● **EXERCISE MATERIAL**
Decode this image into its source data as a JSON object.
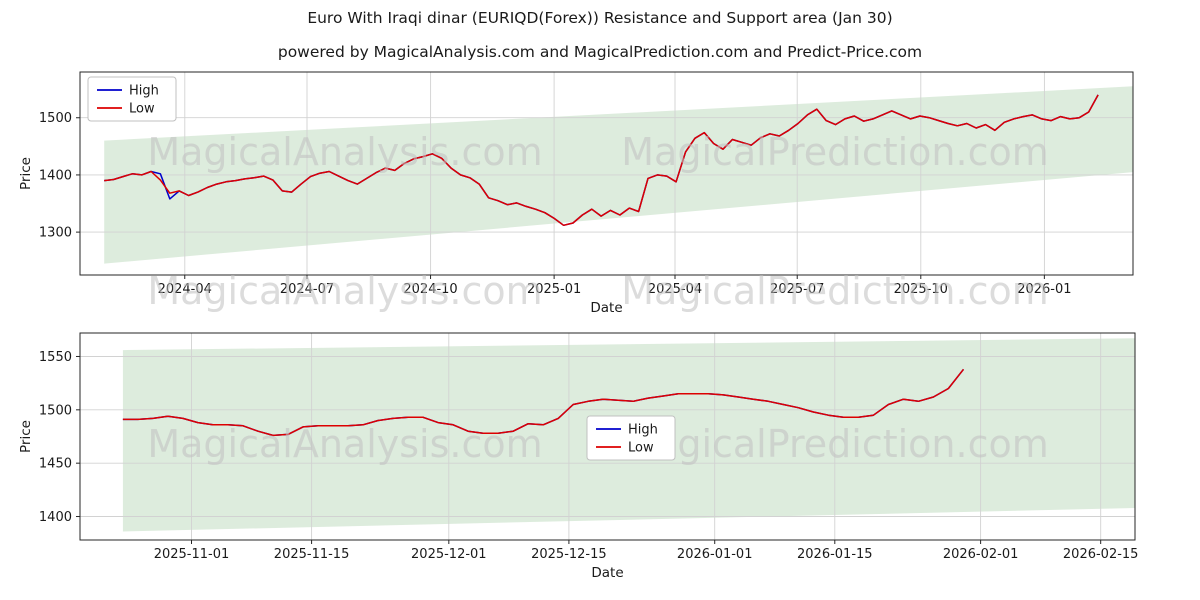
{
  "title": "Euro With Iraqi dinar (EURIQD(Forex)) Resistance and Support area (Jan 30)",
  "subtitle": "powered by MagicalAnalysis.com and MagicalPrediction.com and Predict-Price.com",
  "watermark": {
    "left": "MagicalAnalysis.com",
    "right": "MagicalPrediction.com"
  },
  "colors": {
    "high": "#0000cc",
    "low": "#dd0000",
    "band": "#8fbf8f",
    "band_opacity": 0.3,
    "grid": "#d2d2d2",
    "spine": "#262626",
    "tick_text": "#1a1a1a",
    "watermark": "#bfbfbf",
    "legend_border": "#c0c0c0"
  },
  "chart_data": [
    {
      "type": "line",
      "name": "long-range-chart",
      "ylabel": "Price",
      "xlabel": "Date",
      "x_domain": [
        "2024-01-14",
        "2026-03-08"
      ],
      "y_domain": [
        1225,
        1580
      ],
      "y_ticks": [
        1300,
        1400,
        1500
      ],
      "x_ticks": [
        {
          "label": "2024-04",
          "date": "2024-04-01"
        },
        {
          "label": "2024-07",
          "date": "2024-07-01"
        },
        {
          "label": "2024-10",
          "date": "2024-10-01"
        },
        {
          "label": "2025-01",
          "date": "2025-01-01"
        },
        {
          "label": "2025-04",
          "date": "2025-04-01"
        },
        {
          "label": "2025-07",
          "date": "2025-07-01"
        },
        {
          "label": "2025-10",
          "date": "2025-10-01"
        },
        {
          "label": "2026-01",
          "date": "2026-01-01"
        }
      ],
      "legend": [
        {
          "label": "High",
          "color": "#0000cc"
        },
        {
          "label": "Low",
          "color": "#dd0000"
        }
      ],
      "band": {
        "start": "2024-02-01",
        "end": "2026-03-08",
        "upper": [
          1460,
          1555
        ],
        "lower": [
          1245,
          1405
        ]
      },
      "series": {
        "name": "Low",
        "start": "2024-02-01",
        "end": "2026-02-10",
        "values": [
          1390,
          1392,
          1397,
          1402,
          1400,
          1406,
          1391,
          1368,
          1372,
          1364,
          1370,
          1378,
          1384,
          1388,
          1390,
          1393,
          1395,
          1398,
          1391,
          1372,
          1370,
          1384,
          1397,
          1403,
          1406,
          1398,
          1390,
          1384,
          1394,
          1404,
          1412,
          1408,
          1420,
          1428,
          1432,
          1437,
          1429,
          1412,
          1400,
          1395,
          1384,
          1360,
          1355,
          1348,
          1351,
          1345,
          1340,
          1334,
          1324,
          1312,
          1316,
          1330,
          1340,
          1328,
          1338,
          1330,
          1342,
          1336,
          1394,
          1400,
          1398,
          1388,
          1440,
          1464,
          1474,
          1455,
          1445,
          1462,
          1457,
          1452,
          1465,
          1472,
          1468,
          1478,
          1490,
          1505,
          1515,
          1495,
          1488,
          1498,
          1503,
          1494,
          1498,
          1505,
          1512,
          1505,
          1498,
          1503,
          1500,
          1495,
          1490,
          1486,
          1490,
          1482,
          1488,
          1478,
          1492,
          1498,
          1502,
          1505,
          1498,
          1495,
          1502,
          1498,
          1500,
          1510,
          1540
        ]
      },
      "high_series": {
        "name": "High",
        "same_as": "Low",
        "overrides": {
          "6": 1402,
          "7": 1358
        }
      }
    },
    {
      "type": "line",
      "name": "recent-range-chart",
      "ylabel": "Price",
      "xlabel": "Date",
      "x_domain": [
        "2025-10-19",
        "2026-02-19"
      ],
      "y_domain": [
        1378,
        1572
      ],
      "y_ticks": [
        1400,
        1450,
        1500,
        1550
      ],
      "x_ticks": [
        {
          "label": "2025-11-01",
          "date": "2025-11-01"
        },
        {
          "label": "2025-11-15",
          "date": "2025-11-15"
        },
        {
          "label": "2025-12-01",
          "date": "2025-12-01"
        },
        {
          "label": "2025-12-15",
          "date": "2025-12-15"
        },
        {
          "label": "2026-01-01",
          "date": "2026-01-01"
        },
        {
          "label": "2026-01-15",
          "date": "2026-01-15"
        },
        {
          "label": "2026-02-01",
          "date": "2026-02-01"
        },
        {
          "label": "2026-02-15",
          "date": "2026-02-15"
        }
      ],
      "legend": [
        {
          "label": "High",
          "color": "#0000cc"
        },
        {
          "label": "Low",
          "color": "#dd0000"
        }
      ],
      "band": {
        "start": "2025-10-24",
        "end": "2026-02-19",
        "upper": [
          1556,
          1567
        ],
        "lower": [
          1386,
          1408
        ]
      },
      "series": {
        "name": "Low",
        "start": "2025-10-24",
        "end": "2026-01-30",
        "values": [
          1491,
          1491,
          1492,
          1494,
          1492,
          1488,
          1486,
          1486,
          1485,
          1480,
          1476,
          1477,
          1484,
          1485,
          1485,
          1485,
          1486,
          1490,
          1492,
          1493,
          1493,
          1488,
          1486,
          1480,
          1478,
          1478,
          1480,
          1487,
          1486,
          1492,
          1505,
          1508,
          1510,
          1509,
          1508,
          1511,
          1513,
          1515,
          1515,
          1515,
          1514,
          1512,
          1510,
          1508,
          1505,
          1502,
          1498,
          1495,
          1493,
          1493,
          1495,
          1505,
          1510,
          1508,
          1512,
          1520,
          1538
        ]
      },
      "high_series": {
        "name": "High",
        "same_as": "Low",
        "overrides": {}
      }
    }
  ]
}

--

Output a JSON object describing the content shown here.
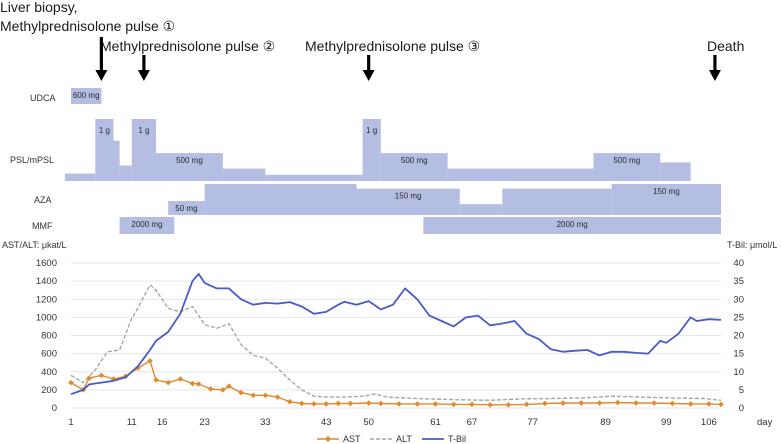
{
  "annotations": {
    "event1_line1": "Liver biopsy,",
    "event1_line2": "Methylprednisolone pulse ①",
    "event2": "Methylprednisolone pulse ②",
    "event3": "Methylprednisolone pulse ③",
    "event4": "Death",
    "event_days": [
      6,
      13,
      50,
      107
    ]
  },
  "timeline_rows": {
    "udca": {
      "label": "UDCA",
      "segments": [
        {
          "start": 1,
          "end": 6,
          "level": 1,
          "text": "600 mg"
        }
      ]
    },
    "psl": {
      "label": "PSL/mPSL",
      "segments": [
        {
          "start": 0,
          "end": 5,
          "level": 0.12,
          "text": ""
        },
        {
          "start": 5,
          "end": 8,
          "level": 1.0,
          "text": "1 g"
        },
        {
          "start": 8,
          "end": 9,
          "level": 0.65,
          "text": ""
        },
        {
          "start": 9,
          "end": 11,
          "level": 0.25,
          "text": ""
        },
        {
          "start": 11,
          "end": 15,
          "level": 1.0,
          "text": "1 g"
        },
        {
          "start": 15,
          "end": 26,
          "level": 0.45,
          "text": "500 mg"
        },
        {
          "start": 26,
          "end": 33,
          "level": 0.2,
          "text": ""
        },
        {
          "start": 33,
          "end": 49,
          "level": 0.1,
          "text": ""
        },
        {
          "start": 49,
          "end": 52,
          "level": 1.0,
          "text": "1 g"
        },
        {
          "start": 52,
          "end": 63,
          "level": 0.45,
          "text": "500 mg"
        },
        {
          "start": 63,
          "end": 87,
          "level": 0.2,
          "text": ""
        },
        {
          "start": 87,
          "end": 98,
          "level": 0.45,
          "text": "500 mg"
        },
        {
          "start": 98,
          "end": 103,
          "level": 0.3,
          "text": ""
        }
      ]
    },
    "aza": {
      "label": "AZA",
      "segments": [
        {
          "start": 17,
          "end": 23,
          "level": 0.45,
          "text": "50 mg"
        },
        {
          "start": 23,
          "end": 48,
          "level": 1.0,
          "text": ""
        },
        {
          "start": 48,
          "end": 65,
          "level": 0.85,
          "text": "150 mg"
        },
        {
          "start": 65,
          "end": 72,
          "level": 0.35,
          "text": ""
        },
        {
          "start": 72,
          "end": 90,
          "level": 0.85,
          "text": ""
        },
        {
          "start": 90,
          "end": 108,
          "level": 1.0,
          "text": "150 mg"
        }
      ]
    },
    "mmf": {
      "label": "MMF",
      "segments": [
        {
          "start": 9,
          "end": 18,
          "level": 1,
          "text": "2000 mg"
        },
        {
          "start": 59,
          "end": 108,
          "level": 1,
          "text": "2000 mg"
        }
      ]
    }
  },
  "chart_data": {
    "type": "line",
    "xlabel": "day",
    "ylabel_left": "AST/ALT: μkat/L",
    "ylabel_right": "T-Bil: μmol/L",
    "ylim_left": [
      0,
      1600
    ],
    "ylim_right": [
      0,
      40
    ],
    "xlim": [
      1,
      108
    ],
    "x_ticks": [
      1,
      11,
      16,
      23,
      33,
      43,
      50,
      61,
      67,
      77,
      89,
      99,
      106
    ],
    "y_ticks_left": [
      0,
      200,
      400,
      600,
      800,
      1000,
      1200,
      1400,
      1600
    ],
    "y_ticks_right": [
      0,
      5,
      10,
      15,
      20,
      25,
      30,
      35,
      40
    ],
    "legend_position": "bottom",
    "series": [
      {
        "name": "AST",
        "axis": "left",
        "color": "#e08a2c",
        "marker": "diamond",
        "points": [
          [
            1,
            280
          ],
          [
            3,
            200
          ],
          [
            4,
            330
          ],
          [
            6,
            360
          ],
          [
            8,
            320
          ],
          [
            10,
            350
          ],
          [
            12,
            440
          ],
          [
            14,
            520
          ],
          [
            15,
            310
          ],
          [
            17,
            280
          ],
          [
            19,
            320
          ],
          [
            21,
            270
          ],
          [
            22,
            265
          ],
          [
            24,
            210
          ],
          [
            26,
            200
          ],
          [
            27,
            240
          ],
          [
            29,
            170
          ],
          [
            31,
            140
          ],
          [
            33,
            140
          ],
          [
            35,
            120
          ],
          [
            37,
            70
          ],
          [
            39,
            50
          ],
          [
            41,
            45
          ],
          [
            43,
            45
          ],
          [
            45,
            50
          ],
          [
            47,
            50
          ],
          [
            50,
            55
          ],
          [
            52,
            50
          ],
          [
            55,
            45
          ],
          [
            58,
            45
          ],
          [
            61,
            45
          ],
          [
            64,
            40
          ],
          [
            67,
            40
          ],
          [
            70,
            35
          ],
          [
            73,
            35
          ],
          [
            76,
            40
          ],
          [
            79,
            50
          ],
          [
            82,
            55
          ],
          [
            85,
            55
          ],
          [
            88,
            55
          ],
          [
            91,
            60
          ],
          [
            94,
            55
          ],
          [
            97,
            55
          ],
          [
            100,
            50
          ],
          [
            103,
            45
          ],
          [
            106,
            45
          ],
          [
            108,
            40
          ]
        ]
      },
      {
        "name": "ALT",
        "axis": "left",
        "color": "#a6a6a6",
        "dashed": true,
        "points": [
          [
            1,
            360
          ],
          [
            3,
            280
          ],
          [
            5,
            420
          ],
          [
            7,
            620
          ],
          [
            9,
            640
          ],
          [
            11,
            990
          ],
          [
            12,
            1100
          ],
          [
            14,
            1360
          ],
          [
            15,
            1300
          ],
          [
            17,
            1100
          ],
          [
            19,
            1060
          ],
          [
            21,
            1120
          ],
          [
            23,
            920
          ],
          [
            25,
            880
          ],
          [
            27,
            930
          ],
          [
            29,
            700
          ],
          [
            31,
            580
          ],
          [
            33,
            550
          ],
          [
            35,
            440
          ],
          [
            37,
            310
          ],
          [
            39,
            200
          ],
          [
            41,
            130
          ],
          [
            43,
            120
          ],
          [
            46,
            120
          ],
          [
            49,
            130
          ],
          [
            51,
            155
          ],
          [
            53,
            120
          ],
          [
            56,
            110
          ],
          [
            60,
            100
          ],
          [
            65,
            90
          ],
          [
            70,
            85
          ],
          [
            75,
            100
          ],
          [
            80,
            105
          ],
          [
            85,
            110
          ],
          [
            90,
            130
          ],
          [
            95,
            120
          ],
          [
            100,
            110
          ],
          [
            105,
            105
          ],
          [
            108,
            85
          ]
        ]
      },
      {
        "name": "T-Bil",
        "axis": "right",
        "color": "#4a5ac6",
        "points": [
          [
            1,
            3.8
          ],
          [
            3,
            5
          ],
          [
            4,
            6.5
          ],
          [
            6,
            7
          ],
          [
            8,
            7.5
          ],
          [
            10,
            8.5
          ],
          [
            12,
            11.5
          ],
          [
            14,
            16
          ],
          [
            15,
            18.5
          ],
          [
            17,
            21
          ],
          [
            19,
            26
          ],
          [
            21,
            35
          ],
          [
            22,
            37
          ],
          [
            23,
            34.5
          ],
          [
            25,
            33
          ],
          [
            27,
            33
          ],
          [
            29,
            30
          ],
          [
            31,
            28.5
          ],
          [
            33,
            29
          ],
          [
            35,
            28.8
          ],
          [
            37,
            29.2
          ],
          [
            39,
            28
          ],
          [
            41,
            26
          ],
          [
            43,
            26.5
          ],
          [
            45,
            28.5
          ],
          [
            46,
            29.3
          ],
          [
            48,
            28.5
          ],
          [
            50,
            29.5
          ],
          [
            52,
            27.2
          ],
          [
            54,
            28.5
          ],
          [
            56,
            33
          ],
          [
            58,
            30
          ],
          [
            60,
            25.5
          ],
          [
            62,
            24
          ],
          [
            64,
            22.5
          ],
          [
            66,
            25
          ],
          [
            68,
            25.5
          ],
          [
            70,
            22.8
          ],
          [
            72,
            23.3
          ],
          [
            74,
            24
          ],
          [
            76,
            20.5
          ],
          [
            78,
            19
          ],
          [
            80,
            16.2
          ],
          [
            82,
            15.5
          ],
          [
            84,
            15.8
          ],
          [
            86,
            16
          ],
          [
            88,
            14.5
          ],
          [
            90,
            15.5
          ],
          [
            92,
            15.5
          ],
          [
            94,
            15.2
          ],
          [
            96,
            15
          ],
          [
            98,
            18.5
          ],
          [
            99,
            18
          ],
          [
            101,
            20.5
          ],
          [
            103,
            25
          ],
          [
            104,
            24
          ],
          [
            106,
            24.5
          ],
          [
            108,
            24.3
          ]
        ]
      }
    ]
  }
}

● **TASK STATEMENT**
Lines that include the word "MagicalAnalysis" are to be extracted from the data above.

● **TASK ANSWER**
  "subtitle": "powered by MagicalAnalysis.com and MagicalPrediction.com and Predict-Price.com",
    "left": "MagicalAnalysis.com",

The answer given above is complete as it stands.